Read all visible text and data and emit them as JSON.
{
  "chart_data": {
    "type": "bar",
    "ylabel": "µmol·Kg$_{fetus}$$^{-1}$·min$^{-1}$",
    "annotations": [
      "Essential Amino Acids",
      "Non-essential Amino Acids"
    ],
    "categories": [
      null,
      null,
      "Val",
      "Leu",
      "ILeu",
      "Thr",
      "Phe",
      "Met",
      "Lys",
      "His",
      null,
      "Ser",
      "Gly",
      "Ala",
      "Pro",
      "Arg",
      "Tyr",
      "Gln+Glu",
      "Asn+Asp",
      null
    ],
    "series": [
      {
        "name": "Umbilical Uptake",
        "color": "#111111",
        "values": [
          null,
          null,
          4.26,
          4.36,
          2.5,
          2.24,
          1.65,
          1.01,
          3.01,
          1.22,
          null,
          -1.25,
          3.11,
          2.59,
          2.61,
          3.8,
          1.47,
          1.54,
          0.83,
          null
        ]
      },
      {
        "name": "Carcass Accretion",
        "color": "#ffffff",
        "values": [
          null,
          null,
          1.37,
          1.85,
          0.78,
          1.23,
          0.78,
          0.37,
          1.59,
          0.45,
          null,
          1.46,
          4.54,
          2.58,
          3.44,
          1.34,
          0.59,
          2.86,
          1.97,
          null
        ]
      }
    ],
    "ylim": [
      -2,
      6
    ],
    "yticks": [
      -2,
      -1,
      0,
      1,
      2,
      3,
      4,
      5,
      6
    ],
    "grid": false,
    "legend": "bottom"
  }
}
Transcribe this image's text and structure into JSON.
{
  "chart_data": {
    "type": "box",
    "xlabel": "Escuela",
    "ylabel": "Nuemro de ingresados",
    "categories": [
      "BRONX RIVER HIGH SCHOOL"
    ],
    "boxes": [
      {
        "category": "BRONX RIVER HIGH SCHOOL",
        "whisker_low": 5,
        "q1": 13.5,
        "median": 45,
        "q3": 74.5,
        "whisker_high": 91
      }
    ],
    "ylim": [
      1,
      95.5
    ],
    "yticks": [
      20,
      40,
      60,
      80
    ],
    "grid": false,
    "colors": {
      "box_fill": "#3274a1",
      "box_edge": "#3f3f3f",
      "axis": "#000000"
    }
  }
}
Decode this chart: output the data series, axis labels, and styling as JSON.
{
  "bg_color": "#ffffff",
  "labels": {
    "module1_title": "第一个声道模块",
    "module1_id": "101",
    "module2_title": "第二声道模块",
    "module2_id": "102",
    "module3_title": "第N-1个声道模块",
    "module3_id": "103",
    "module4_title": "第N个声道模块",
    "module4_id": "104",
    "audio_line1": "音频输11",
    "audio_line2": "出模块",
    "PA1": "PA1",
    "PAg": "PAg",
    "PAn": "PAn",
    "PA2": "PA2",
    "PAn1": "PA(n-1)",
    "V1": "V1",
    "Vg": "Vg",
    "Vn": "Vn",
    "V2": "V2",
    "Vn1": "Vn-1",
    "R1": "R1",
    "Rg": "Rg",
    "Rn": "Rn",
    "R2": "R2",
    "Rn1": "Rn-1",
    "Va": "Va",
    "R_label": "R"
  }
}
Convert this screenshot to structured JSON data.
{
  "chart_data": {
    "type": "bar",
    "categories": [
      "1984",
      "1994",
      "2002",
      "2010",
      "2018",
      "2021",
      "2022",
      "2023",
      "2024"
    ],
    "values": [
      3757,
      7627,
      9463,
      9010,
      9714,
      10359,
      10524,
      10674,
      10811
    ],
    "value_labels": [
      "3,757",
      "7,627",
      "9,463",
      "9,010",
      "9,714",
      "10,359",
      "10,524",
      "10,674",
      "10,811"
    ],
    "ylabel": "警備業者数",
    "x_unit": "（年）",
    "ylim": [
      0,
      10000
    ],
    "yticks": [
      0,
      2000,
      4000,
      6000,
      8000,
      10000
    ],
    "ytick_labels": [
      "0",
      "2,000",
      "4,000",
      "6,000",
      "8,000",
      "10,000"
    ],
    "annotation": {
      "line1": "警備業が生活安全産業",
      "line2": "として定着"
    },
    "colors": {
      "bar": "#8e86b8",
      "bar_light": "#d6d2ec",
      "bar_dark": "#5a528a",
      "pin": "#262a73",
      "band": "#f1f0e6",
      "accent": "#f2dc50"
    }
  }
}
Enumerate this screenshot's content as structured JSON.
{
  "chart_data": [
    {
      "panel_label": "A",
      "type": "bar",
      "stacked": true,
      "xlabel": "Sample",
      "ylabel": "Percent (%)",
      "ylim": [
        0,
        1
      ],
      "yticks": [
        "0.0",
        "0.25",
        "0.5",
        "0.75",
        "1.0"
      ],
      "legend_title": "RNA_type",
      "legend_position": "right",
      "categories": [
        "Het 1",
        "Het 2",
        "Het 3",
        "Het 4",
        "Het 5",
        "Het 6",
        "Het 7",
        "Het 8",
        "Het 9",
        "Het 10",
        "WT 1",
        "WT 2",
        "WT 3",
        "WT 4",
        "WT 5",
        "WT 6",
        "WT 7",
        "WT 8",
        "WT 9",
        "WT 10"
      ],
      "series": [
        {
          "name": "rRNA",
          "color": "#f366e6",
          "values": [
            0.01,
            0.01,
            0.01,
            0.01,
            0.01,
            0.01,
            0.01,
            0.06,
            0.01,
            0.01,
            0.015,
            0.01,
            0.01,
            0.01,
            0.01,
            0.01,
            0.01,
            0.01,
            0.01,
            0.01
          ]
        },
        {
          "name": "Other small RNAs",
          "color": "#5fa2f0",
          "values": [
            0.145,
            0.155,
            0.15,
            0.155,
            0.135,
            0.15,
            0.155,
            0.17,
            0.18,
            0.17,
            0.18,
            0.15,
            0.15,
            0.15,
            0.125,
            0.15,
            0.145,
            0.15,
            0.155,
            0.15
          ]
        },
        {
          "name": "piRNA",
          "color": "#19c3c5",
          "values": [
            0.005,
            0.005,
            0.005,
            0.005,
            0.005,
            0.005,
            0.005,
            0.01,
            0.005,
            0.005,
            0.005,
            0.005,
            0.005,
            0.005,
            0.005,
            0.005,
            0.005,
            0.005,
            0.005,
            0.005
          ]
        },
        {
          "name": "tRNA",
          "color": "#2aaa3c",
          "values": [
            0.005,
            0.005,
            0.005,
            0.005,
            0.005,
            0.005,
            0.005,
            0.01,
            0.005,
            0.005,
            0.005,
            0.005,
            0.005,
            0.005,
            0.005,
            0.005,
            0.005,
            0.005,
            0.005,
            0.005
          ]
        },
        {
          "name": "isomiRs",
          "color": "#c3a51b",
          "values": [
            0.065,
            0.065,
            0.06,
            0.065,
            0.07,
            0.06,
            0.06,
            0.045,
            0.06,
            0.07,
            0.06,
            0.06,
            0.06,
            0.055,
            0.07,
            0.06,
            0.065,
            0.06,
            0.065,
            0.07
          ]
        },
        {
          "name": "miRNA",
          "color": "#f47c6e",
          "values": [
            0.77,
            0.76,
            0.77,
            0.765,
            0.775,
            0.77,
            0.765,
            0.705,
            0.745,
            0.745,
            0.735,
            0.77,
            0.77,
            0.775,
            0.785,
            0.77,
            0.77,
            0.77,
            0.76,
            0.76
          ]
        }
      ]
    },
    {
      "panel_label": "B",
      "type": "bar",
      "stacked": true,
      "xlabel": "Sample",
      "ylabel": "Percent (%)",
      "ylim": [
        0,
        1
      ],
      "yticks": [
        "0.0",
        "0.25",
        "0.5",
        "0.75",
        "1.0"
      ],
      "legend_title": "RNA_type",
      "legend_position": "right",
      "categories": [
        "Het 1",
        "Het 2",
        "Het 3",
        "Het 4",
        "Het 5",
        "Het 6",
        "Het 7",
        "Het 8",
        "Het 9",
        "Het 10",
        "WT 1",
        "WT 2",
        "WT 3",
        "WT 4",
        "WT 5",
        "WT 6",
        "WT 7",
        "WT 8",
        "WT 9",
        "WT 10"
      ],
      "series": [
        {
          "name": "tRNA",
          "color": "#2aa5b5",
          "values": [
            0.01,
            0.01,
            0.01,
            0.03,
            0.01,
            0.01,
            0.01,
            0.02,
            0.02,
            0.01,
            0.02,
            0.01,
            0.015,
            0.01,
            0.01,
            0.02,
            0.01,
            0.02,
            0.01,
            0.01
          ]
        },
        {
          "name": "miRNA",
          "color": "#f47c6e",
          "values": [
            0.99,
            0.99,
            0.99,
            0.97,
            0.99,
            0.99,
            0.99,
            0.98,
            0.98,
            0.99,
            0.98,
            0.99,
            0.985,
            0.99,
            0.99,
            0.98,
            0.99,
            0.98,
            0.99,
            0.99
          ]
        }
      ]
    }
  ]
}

■ ■ ■

Your task: Read the entries and show each line that mentions "series".

Complete response:
    "series": [
Decode this chart: output the data series, axis labels, and styling as JSON.
      "series": [
      "series": [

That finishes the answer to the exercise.